__The request__.
Pick up the post about the writer's science fiction and fantasy books after its last sentence and keep writing in the same casual first-person voice.

__Passage__.
* * * * * * *

The book was written in 1912 and, my understanding is, this is not why it’s written like this. This is a deliberate choice by William hope Hodgson. I don’t enjoy this style but the world of the Night Land is so compelling that I keep going back to it.

Fun fact about this copy I bought, it’s a part 2! When I picked it up in the bookshop I was warned of this, they had sold volume 1 the previous year without knowing it was in two parts. However, as this broadly lined up with where I’d gotten in my ebook version I decided to buy it anyway. Also, I think there’s fundamentally something very funny about just owning part 2 of The Night Land.

Also, after comparing it to the Project Gutenberg ebook, I learned that volume 2 begins at an arbitrary point, mid scene? Wild.


Rogue Moon by Algis Budrys

I’d never heard of this author or book so I was intrigued. The reviews at the back only made me more intrigued.

“A masterpiece… shows that a science fiction novel can be a fully realized work of art” James Blish

“A fine novel” Brian Aldiss

“Comes very close to realizing our ideal of science fiction” Alfred Bester, Magazine of Fantasy and Science Fiction

“Makes undeniably clever use of the dramatic potential of death and resurrection… designed to be enjoyed for its tension and savoured for its skill” Irish Times

“The cream of science fiction” Daily Telegraph

Well if it’s good enough for the Irish Times then who am I to say no? Arbitrarily, I decided this was the first book from the collection I’d read.


Stormbringer by Michael Moorcock

I’ll level with you, I originally got into the Elric books because I read a post on a forum that said they heavily influenced Legacy of Kain: Soul Reaver 2. Beyond the soul stealing sword, I don’t really think they did, but I still enjoyed the book. At home in Ireland I have my Elric omnibus and it’s good looking book.

However, this is not dissuade me from buying this little Stormbringer.

* * * * * * *

__Information provided__.
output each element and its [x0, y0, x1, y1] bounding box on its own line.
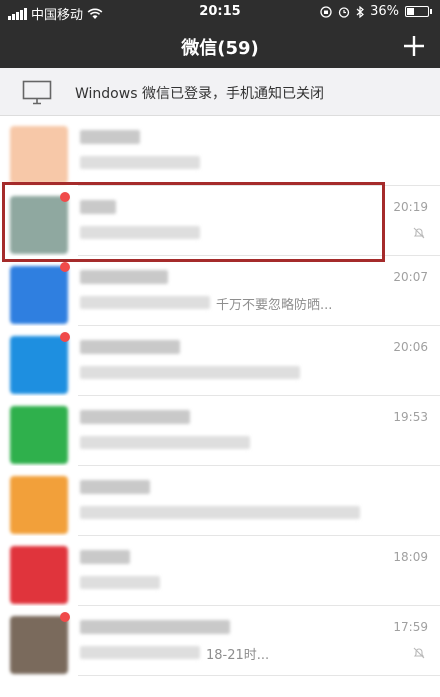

* * * * * * *

__Answer to the problem__.
Behold the sky of teeth. I love it. Stormbringer is great and has really stayed with me over years, mostly because of it’s ending being very tragic but also very funny. So much so I immediately read out my favorite part of it to my wife and she was like “that’s awful” and I was like “hahah, yeah!”. It’s great.


Thieves World edited by Robert Asprin

When you start looking for funny fantasy books Asprin’s name comes up a lot. I read the first of his Myth Adventures series and it didn’t really click for me. Still, it was enough that when I saw his name I pulled the book from the shelf to be greeted by this:

There they are, the lads. From reading the back of the book, this seems to be a series of stories written in a shared universe. Apart from that, I know nothing about this and that’s how I want to go into this. As a veteran of online roleplaying, I love fantasy settings where different writers contribute and I look forward to seeing which hack tries to insert something that’s a rip off of an existing property and doesn’t fit at all. Like the guy who joins the forum and just adds Skyrim. Just straight up Skyrim.

Anyways, that’s it for now. Mostly because in previewing this post I realised the site is making all the pictures too big so I’m going to go edit that now. You don’t need to see the Stormbringer sky teeth in that much detail, believe me.